LISTED RECORDS:
==================================================
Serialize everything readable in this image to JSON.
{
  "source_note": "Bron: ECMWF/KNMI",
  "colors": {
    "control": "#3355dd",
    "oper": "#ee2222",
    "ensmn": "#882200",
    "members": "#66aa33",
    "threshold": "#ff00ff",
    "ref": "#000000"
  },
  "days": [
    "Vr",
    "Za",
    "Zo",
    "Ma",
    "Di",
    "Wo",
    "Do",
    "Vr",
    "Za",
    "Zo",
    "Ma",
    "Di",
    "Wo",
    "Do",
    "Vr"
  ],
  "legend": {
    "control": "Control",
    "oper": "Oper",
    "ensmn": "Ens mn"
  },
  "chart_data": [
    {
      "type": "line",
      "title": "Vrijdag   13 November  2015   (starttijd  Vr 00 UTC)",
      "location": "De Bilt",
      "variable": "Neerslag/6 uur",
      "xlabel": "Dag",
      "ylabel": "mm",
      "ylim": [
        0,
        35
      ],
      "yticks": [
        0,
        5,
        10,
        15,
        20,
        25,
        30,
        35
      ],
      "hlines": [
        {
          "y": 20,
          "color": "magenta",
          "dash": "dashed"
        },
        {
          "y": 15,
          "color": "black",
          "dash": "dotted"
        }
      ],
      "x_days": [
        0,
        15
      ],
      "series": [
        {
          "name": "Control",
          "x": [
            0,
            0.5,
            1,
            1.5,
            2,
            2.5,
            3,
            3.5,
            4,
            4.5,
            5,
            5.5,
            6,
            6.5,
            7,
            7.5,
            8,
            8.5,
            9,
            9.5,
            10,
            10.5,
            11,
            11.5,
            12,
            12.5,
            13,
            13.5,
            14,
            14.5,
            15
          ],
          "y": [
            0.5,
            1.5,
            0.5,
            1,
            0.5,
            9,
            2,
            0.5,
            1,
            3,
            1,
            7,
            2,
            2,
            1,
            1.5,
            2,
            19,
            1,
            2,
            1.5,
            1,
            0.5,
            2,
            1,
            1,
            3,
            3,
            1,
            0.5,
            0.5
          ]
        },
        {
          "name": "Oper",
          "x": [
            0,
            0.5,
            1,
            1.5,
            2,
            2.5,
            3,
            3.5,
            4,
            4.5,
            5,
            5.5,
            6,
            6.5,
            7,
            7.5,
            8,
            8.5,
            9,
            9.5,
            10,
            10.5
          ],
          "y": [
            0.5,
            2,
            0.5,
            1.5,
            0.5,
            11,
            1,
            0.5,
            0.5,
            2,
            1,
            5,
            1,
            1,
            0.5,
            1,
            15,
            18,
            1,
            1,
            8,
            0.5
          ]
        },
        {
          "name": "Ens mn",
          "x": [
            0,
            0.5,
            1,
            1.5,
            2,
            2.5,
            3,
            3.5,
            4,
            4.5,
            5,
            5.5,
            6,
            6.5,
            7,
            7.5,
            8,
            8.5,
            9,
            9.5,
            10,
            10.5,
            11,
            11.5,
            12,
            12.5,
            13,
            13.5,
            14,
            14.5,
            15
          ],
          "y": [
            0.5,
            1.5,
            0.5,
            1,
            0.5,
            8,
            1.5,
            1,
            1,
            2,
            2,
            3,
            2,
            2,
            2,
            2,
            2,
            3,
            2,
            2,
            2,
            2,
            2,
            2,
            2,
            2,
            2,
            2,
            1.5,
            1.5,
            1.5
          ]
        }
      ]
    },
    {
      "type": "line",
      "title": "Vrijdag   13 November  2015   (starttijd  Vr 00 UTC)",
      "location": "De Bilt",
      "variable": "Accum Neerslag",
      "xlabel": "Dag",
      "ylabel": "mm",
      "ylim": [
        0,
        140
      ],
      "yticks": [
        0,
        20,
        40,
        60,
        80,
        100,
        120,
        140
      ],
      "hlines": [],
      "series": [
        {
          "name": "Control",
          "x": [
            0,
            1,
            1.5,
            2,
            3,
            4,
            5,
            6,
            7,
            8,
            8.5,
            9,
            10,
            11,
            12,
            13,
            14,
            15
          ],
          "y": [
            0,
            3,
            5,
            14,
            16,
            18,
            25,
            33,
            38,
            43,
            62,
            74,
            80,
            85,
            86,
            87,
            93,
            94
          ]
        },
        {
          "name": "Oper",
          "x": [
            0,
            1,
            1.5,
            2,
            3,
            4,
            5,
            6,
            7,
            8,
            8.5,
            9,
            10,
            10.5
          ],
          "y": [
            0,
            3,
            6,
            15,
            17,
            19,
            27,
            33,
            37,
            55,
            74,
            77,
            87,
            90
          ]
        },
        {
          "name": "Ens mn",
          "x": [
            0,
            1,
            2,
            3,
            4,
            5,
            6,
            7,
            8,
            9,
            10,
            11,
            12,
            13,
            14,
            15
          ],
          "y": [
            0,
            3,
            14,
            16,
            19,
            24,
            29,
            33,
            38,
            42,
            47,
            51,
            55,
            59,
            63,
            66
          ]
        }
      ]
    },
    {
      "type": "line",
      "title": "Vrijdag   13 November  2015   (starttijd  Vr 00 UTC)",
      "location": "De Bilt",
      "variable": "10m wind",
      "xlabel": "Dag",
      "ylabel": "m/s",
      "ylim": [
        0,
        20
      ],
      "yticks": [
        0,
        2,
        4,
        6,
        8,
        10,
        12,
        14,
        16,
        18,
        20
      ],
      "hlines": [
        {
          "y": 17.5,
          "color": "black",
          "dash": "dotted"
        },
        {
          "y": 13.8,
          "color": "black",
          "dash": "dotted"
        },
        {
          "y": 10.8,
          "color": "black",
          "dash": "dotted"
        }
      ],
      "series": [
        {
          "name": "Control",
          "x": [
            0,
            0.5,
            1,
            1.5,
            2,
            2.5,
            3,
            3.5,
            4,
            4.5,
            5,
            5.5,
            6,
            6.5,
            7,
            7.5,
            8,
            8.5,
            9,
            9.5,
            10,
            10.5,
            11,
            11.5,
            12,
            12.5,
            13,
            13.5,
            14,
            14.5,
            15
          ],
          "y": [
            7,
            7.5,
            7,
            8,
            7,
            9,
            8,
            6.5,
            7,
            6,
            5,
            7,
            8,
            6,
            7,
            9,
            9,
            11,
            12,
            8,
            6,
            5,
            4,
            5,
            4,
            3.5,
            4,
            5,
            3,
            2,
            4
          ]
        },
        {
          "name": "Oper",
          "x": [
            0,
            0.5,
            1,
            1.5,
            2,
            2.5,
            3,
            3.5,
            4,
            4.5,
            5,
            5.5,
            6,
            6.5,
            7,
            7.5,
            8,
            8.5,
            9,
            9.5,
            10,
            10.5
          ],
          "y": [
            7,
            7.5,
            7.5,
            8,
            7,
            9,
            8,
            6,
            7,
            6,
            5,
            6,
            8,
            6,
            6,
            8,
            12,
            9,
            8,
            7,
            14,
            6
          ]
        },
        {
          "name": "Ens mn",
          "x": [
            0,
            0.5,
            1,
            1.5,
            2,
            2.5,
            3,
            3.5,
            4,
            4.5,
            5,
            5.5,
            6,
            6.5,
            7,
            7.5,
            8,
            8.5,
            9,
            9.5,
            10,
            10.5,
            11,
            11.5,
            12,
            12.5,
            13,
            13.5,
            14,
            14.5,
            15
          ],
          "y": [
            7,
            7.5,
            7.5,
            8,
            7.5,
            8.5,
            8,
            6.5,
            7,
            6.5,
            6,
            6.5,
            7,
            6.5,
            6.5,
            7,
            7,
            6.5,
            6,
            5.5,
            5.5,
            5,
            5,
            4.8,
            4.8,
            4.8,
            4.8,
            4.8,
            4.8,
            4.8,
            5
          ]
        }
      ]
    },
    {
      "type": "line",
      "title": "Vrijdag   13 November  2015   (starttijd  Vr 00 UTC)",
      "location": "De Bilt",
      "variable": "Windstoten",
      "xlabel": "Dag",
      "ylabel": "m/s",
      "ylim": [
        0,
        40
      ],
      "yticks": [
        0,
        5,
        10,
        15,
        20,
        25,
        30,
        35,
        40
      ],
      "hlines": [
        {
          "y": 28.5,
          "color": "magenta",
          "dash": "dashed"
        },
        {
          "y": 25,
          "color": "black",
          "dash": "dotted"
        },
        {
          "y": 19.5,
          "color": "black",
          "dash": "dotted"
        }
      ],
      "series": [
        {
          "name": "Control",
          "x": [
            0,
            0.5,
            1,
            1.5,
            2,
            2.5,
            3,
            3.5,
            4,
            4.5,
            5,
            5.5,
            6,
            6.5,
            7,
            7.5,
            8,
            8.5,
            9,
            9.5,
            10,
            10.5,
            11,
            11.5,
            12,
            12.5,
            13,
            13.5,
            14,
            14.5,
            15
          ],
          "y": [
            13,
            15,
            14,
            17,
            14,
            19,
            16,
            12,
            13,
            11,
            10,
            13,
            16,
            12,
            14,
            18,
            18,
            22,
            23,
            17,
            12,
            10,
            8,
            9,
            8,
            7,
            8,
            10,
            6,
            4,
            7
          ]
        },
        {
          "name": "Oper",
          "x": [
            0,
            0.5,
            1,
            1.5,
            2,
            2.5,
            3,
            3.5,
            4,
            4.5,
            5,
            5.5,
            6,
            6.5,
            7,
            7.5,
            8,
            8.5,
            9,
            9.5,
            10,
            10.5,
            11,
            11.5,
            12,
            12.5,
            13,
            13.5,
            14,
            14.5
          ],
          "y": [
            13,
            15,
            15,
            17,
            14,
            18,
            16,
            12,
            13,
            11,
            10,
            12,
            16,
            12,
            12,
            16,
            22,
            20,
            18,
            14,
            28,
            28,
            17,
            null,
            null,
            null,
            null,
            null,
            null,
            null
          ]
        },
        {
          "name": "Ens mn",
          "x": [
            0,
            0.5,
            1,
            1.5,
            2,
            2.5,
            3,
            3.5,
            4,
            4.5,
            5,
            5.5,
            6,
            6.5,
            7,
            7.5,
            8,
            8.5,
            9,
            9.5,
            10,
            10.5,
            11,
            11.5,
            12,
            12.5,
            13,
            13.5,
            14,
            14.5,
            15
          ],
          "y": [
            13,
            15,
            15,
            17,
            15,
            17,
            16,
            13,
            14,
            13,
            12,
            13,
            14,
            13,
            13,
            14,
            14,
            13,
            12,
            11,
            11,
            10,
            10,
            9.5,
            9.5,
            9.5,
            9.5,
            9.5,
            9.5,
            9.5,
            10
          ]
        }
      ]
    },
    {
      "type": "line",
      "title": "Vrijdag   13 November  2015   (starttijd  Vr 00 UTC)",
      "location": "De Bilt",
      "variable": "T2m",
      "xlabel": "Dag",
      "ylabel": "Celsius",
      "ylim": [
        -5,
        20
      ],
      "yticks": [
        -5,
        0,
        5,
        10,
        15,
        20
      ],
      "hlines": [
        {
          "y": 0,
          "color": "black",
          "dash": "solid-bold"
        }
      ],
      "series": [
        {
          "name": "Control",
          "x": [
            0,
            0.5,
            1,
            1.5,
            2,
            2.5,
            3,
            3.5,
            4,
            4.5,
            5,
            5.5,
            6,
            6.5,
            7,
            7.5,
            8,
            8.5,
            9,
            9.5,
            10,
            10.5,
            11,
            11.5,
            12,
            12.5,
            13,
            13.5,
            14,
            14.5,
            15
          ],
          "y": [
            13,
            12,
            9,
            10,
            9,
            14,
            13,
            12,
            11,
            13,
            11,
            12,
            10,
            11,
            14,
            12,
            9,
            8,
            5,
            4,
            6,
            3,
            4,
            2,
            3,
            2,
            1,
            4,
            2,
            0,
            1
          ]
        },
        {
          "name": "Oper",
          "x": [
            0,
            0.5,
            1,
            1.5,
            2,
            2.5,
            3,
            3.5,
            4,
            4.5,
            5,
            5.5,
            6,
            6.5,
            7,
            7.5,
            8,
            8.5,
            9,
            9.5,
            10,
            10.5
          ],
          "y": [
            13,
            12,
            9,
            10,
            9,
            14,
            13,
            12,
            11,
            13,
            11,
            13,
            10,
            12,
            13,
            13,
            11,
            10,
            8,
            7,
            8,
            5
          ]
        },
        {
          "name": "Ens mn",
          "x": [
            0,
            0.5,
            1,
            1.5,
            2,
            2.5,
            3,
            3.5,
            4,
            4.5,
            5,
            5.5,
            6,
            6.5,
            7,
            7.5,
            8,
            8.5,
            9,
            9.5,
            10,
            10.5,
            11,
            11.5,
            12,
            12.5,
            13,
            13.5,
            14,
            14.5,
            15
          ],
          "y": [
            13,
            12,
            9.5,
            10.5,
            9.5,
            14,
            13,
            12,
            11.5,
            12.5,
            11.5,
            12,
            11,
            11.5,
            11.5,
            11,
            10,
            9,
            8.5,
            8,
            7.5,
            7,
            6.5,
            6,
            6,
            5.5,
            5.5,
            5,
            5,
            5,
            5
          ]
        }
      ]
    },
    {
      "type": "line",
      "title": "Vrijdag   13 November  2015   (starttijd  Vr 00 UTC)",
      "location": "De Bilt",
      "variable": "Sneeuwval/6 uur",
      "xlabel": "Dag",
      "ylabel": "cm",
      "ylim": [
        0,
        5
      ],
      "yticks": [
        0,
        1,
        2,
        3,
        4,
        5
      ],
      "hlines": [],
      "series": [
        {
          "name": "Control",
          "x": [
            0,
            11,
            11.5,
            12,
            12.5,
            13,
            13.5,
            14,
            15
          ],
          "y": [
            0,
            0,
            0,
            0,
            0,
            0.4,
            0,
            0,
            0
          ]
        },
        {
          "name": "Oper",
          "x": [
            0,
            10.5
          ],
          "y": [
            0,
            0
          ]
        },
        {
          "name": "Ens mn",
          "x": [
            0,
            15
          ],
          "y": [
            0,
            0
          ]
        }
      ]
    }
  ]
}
==================================================
JOB: Copy in full each line that holds the word "Neerslag".

SOLUTION BELOW:
      "variable": "Neerslag/6 uur",
      "variable": "Accum Neerslag",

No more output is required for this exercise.